▶ _Exercise_
From the material below, list every line containing "Community".

* Begin Material for the task *

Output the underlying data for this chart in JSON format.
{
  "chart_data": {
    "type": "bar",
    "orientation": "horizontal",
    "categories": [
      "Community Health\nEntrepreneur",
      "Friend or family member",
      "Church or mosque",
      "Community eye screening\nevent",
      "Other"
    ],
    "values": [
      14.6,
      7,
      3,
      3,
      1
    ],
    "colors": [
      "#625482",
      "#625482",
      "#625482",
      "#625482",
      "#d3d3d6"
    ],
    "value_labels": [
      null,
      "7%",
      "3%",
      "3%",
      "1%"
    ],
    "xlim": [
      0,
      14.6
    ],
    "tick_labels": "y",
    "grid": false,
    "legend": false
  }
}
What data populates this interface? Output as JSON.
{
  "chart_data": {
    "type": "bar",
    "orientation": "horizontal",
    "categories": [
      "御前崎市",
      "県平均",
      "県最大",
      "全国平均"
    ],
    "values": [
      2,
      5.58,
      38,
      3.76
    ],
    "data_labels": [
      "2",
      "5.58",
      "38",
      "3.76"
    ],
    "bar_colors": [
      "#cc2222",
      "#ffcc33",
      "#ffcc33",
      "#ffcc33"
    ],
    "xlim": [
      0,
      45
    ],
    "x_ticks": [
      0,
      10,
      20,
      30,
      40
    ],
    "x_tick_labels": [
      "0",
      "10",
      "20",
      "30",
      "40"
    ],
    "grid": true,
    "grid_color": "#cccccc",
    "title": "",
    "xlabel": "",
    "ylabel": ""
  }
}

* End Material for the task *

▶ _Finished exercise_
      "Community Health\nEntrepreneur",
      "Community eye screening\nevent",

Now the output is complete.